WRITTEN INSTRUCTION | Reproduce exactly the lines below, starting at the line that contains "Decode this image" and ending with the last line of the records, both included; leave out any pictures.

[A run of records]
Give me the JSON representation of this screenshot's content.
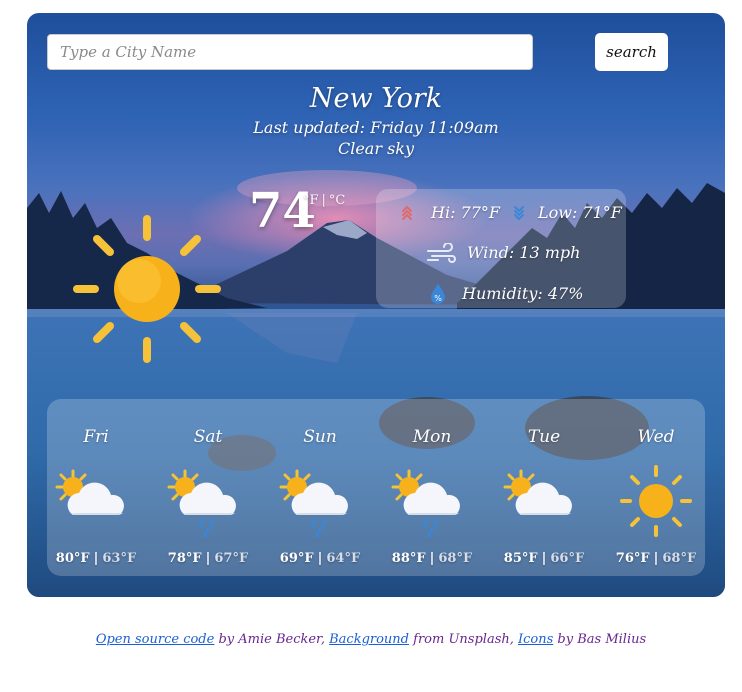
{
  "search": {
    "placeholder": "Type a City Name",
    "value": "",
    "button_label": "search"
  },
  "current": {
    "city": "New York",
    "last_updated": "Last updated: Friday 11:09am",
    "description": "Clear sky",
    "temperature": "74",
    "unit_f": "°F",
    "unit_separator": "|",
    "unit_c": "°C",
    "icon": "sun-icon"
  },
  "stats": {
    "hi": "Hi: 77°F",
    "low": "Low: 71°F",
    "wind": "Wind: 13 mph",
    "humidity": "Humidity: 47%"
  },
  "forecast": [
    {
      "day": "Fri",
      "hi": "80°F",
      "lo": "63°F",
      "icon": "partly-cloudy-icon"
    },
    {
      "day": "Sat",
      "hi": "78°F",
      "lo": "67°F",
      "icon": "partly-cloudy-rain-icon"
    },
    {
      "day": "Sun",
      "hi": "69°F",
      "lo": "64°F",
      "icon": "partly-cloudy-rain-icon"
    },
    {
      "day": "Mon",
      "hi": "88°F",
      "lo": "68°F",
      "icon": "partly-cloudy-rain-icon"
    },
    {
      "day": "Tue",
      "hi": "85°F",
      "lo": "66°F",
      "icon": "partly-cloudy-icon"
    },
    {
      "day": "Wed",
      "hi": "76°F",
      "lo": "68°F",
      "icon": "sun-icon"
    }
  ],
  "footer": {
    "source_link": "Open source code",
    "by_author": " by Amie Becker, ",
    "background_link": "Background",
    "from_unsplash": " from Unsplash, ",
    "icons_link": "Icons",
    "by_icon_author": " by Bas Milius"
  },
  "colors": {
    "footer_text": "#6a2690",
    "link": "#1b5fd8",
    "sun": "#f7b21b",
    "sun_rays": "#f5c23a"
  }
}
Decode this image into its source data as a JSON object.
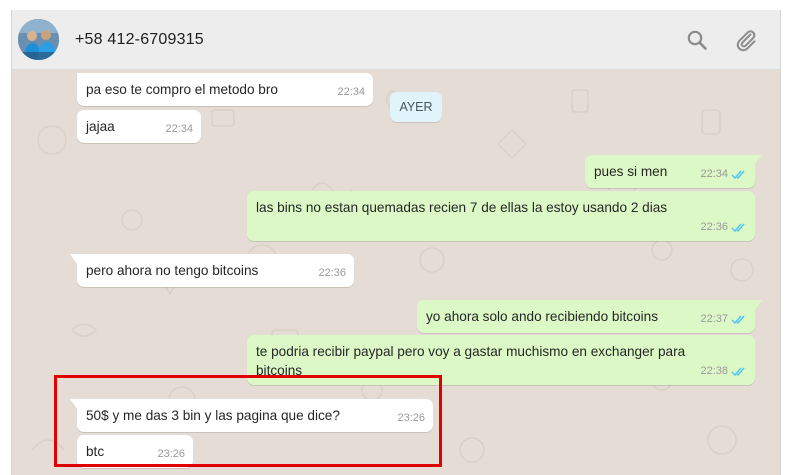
{
  "header": {
    "contact_name": "+58 412-6709315",
    "avatar_icon": "user-avatar",
    "search_icon": "search-icon",
    "attach_icon": "paperclip-icon"
  },
  "date_separator": "AYER",
  "messages": [
    {
      "direction": "in",
      "text": "pa eso te compro el metodo bro",
      "time": "22:34"
    },
    {
      "direction": "in",
      "text": "jajaa",
      "time": "22:34"
    },
    {
      "direction": "out",
      "text": "pues si men",
      "time": "22:34",
      "status": "read"
    },
    {
      "direction": "out",
      "text": "las bins no estan quemadas recien 7 de ellas la estoy usando 2 dias",
      "time": "22:36",
      "status": "read"
    },
    {
      "direction": "in",
      "text": "pero ahora no tengo bitcoins",
      "time": "22:36"
    },
    {
      "direction": "out",
      "text": "yo ahora solo ando recibiendo bitcoins",
      "time": "22:37",
      "status": "read"
    },
    {
      "direction": "out",
      "text": "te podria recibir paypal pero voy a gastar muchismo en exchanger para bitcoins",
      "time": "22:38",
      "status": "read"
    },
    {
      "direction": "in",
      "text": "50$ y me das 3 bin y las pagina que dice?",
      "time": "23:26"
    },
    {
      "direction": "in",
      "text": "btc",
      "time": "23:26"
    }
  ],
  "colors": {
    "incoming_bubble": "#ffffff",
    "outgoing_bubble": "#dcf8c6",
    "chat_background": "#e5ddd5",
    "read_ticks": "#4fc3f7",
    "highlight_border": "#e00000"
  }
}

EXERCISE ANSWER |
Decode this image into its source data as a JSON object.
{
  "header": {
    "contact_name": "+58 412-6709315",
    "avatar_icon": "user-avatar",
    "search_icon": "search-icon",
    "attach_icon": "paperclip-icon"
  },
  "date_separator": "AYER",
  "messages": [
    {
      "direction": "in",
      "text": "pa eso te compro el metodo bro",
      "time": "22:34"
    },
    {
      "direction": "in",
      "text": "jajaa",
      "time": "22:34"
    },
    {
      "direction": "out",
      "text": "pues si men",
      "time": "22:34",
      "status": "read"
    },
    {
      "direction": "out",
      "text": "las bins no estan quemadas recien 7 de ellas la estoy usando 2 dias",
      "time": "22:36",
      "status": "read"
    },
    {
      "direction": "in",
      "text": "pero ahora no tengo bitcoins",
      "time": "22:36"
    },
    {
      "direction": "out",
      "text": "yo ahora solo ando recibiendo bitcoins",
      "time": "22:37",
      "status": "read"
    },
    {
      "direction": "out",
      "text": "te podria recibir paypal pero voy a gastar muchismo en exchanger para bitcoins",
      "time": "22:38",
      "status": "read"
    },
    {
      "direction": "in",
      "text": "50$ y me das 3 bin y las pagina que dice?",
      "time": "23:26"
    },
    {
      "direction": "in",
      "text": "btc",
      "time": "23:26"
    }
  ],
  "colors": {
    "incoming_bubble": "#ffffff",
    "outgoing_bubble": "#dcf8c6",
    "chat_background": "#e5ddd5",
    "read_ticks": "#4fc3f7",
    "highlight_border": "#e00000"
  }
}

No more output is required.